• [Work to be completed]: Determine how many lines in the data below contain "moment" and write only that number.
-- Provided entries start --
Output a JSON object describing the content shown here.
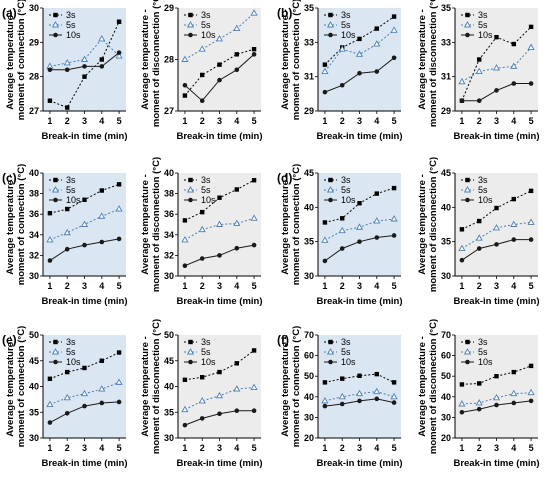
{
  "figure": {
    "xlabel": "Break-in time (min)",
    "ylabel_connection": [
      "Average temperature -",
      "moment of connection (°C)"
    ],
    "ylabel_disconnection": [
      "Average temperature -",
      "moment of disconnection (°C)"
    ],
    "legend": [
      "3s",
      "5s",
      "10s"
    ],
    "colors": {
      "connection_bg": "#dbe6f3",
      "disconnection_bg": "#ececec",
      "series_3s": "#000000",
      "series_5s": "#4a7fb5",
      "series_10s": "#1a1a1a"
    }
  },
  "chart_data": [
    {
      "panel": "(a)",
      "chart": "connection",
      "type": "line",
      "x": [
        1,
        2,
        3,
        4,
        5
      ],
      "ylim": [
        27,
        30
      ],
      "yticks": [
        27,
        28,
        29,
        30
      ],
      "series": [
        {
          "name": "3s",
          "values": [
            27.3,
            27.1,
            28.0,
            28.5,
            29.6
          ]
        },
        {
          "name": "5s",
          "values": [
            28.3,
            28.4,
            28.5,
            29.1,
            28.6
          ]
        },
        {
          "name": "10s",
          "values": [
            28.2,
            28.2,
            28.3,
            28.3,
            28.7
          ]
        }
      ]
    },
    {
      "panel": "(a)",
      "chart": "disconnection",
      "type": "line",
      "x": [
        1,
        2,
        3,
        4,
        5
      ],
      "ylim": [
        27,
        29
      ],
      "yticks": [
        27,
        28,
        29
      ],
      "series": [
        {
          "name": "3s",
          "values": [
            27.3,
            27.7,
            27.9,
            28.1,
            28.2
          ]
        },
        {
          "name": "5s",
          "values": [
            28.0,
            28.2,
            28.4,
            28.6,
            28.9
          ]
        },
        {
          "name": "10s",
          "values": [
            27.5,
            27.2,
            27.6,
            27.8,
            28.1
          ]
        }
      ]
    },
    {
      "panel": "(b)",
      "chart": "connection",
      "type": "line",
      "x": [
        1,
        2,
        3,
        4,
        5
      ],
      "ylim": [
        29,
        35
      ],
      "yticks": [
        29,
        31,
        33,
        35
      ],
      "series": [
        {
          "name": "3s",
          "values": [
            31.7,
            32.7,
            33.2,
            33.8,
            34.5
          ]
        },
        {
          "name": "5s",
          "values": [
            31.3,
            32.6,
            32.3,
            32.9,
            33.7
          ]
        },
        {
          "name": "10s",
          "values": [
            30.1,
            30.5,
            31.2,
            31.3,
            32.1
          ]
        }
      ]
    },
    {
      "panel": "(b)",
      "chart": "disconnection",
      "type": "line",
      "x": [
        1,
        2,
        3,
        4,
        5
      ],
      "ylim": [
        29,
        35
      ],
      "yticks": [
        29,
        31,
        33,
        35
      ],
      "series": [
        {
          "name": "3s",
          "values": [
            29.6,
            32.0,
            33.3,
            32.9,
            33.9
          ]
        },
        {
          "name": "5s",
          "values": [
            30.7,
            31.3,
            31.5,
            31.6,
            32.7
          ]
        },
        {
          "name": "10s",
          "values": [
            29.6,
            29.6,
            30.2,
            30.6,
            30.6
          ]
        }
      ]
    },
    {
      "panel": "(c)",
      "chart": "connection",
      "type": "line",
      "x": [
        1,
        2,
        3,
        4,
        5
      ],
      "ylim": [
        30,
        40
      ],
      "yticks": [
        30,
        32,
        34,
        36,
        38,
        40
      ],
      "series": [
        {
          "name": "3s",
          "values": [
            36.1,
            36.5,
            37.4,
            38.3,
            38.9
          ]
        },
        {
          "name": "5s",
          "values": [
            33.5,
            34.2,
            35.0,
            35.8,
            36.5
          ]
        },
        {
          "name": "10s",
          "values": [
            31.5,
            32.6,
            33.0,
            33.3,
            33.6
          ]
        }
      ]
    },
    {
      "panel": "(c)",
      "chart": "disconnection",
      "type": "line",
      "x": [
        1,
        2,
        3,
        4,
        5
      ],
      "ylim": [
        30,
        40
      ],
      "yticks": [
        30,
        32,
        34,
        36,
        38,
        40
      ],
      "series": [
        {
          "name": "3s",
          "values": [
            35.4,
            36.2,
            37.6,
            38.4,
            39.3
          ]
        },
        {
          "name": "5s",
          "values": [
            33.5,
            34.5,
            35.0,
            35.1,
            35.6
          ]
        },
        {
          "name": "10s",
          "values": [
            31.0,
            31.7,
            32.0,
            32.7,
            33.0
          ]
        }
      ]
    },
    {
      "panel": "(d)",
      "chart": "connection",
      "type": "line",
      "x": [
        1,
        2,
        3,
        4,
        5
      ],
      "ylim": [
        30,
        45
      ],
      "yticks": [
        30,
        35,
        40,
        45
      ],
      "series": [
        {
          "name": "3s",
          "values": [
            37.8,
            38.4,
            40.6,
            42.0,
            42.8
          ]
        },
        {
          "name": "5s",
          "values": [
            35.2,
            36.6,
            37.1,
            38.0,
            38.3
          ]
        },
        {
          "name": "10s",
          "values": [
            32.2,
            34.0,
            35.0,
            35.6,
            35.9
          ]
        }
      ]
    },
    {
      "panel": "(d)",
      "chart": "disconnection",
      "type": "line",
      "x": [
        1,
        2,
        3,
        4,
        5
      ],
      "ylim": [
        30,
        45
      ],
      "yticks": [
        30,
        35,
        40,
        45
      ],
      "series": [
        {
          "name": "3s",
          "values": [
            36.8,
            38.0,
            39.9,
            41.2,
            42.4
          ]
        },
        {
          "name": "5s",
          "values": [
            34.0,
            35.5,
            37.0,
            37.5,
            37.8
          ]
        },
        {
          "name": "10s",
          "values": [
            32.3,
            34.0,
            34.6,
            35.3,
            35.3
          ]
        }
      ]
    },
    {
      "panel": "(e)",
      "chart": "connection",
      "type": "line",
      "x": [
        1,
        2,
        3,
        4,
        5
      ],
      "ylim": [
        30,
        50
      ],
      "yticks": [
        30,
        35,
        40,
        45,
        50
      ],
      "series": [
        {
          "name": "3s",
          "values": [
            41.5,
            42.8,
            43.6,
            45.0,
            46.6
          ]
        },
        {
          "name": "5s",
          "values": [
            36.5,
            37.8,
            38.6,
            39.5,
            40.8
          ]
        },
        {
          "name": "10s",
          "values": [
            33.0,
            34.8,
            36.2,
            36.8,
            37.0
          ]
        }
      ]
    },
    {
      "panel": "(e)",
      "chart": "disconnection",
      "type": "line",
      "x": [
        1,
        2,
        3,
        4,
        5
      ],
      "ylim": [
        30,
        50
      ],
      "yticks": [
        30,
        35,
        40,
        45,
        50
      ],
      "series": [
        {
          "name": "3s",
          "values": [
            41.3,
            41.8,
            42.8,
            44.5,
            47.0
          ]
        },
        {
          "name": "5s",
          "values": [
            35.5,
            37.2,
            38.2,
            39.5,
            39.8
          ]
        },
        {
          "name": "10s",
          "values": [
            32.5,
            33.8,
            34.7,
            35.3,
            35.3
          ]
        }
      ]
    },
    {
      "panel": "(f)",
      "chart": "connection",
      "type": "line",
      "x": [
        1,
        2,
        3,
        4,
        5
      ],
      "ylim": [
        20,
        70
      ],
      "yticks": [
        20,
        30,
        40,
        50,
        60,
        70
      ],
      "series": [
        {
          "name": "3s",
          "values": [
            47.0,
            48.8,
            50.2,
            51.0,
            47.0
          ]
        },
        {
          "name": "5s",
          "values": [
            38.0,
            40.0,
            41.5,
            42.5,
            40.0
          ]
        },
        {
          "name": "10s",
          "values": [
            35.5,
            36.5,
            38.0,
            39.0,
            37.2
          ]
        }
      ]
    },
    {
      "panel": "(f)",
      "chart": "disconnection",
      "type": "line",
      "x": [
        1,
        2,
        3,
        4,
        5
      ],
      "ylim": [
        20,
        70
      ],
      "yticks": [
        20,
        30,
        40,
        50,
        60,
        70
      ],
      "series": [
        {
          "name": "3s",
          "values": [
            46.0,
            46.5,
            50.0,
            52.0,
            55.0
          ]
        },
        {
          "name": "5s",
          "values": [
            36.5,
            37.0,
            39.5,
            41.5,
            42.0
          ]
        },
        {
          "name": "10s",
          "values": [
            32.5,
            34.0,
            36.0,
            37.0,
            38.0
          ]
        }
      ]
    }
  ]
}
-- Provided entries end --
• [Task output]: 2